------ Raw data

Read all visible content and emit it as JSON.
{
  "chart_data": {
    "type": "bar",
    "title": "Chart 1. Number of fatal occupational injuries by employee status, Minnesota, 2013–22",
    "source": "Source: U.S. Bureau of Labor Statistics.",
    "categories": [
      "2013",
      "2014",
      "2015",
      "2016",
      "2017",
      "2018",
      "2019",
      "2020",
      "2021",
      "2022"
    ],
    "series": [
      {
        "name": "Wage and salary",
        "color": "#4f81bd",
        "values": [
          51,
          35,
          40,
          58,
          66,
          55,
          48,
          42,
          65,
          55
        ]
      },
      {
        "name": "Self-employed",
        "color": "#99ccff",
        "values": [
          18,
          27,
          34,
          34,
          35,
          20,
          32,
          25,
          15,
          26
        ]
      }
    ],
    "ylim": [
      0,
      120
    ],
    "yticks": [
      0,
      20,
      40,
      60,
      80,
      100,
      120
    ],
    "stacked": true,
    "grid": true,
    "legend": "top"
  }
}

------------
------ Raw data

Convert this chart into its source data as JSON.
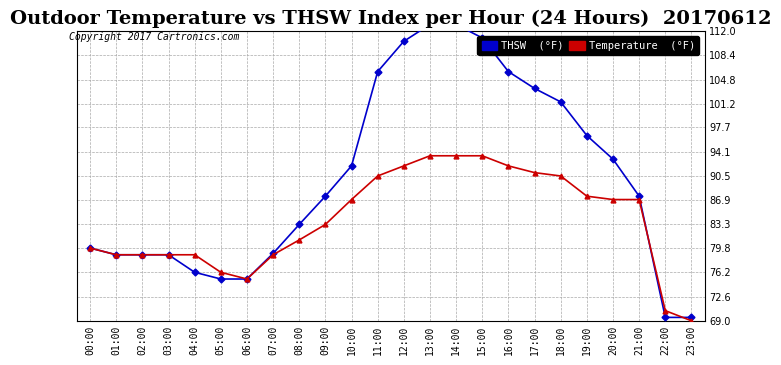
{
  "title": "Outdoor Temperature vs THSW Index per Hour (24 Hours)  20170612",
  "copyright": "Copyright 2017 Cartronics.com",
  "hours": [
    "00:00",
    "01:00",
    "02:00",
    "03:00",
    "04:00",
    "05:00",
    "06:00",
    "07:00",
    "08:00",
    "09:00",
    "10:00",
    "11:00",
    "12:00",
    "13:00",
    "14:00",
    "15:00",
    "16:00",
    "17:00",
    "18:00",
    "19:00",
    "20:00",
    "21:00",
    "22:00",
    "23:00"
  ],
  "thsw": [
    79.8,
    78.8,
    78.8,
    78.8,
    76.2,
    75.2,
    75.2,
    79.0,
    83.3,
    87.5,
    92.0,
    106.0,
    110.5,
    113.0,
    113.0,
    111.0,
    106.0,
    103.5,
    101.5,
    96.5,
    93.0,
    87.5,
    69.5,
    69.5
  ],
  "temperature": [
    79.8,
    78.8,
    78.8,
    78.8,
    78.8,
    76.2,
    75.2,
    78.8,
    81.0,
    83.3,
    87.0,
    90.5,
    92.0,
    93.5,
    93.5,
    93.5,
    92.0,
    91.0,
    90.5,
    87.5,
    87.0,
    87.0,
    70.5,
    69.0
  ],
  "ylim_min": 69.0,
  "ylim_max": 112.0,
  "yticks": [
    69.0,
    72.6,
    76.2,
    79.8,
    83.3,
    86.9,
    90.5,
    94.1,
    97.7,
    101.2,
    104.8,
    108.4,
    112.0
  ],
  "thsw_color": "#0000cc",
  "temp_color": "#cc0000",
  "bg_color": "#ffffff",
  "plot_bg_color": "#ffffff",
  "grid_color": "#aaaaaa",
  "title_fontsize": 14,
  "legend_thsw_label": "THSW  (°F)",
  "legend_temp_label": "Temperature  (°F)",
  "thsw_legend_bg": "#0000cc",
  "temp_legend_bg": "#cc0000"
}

------------

> _Given problem_
Say how many lines of the material contain the word "JSON", with no other text.

> _Reply to the exercise_
2